Goal
Search the records for "this". Copy every line where it appears.

Records from a dataset:
.....

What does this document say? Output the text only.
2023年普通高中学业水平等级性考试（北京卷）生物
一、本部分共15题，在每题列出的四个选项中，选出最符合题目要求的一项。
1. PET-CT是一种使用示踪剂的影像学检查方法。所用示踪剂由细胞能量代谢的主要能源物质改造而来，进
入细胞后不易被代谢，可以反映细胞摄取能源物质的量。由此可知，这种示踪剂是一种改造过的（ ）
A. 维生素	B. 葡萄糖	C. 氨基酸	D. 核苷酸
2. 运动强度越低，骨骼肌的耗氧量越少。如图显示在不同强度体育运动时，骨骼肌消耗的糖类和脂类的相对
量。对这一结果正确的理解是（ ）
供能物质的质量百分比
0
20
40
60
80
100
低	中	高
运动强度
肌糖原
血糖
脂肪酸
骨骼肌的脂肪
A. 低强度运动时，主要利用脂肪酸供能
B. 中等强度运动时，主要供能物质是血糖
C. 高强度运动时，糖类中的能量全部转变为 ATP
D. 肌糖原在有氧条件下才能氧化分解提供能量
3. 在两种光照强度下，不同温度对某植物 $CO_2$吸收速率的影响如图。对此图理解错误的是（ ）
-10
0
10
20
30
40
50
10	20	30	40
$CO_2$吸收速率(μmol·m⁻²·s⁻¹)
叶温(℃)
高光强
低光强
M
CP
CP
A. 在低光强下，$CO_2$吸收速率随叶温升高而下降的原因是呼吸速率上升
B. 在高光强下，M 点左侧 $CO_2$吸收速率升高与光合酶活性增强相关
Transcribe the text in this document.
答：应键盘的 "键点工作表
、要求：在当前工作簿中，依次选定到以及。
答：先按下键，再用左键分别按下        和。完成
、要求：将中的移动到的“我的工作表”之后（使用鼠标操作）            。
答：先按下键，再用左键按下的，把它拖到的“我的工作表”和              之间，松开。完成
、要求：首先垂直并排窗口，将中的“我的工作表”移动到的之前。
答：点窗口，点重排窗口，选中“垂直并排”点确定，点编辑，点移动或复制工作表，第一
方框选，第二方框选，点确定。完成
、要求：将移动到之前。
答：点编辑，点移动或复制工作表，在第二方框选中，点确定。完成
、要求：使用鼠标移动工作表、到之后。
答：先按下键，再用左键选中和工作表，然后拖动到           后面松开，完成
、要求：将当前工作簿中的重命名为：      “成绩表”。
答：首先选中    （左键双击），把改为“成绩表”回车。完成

.....

Answer in full
What does this document say? Output the text only.
Transcribe the text in this document.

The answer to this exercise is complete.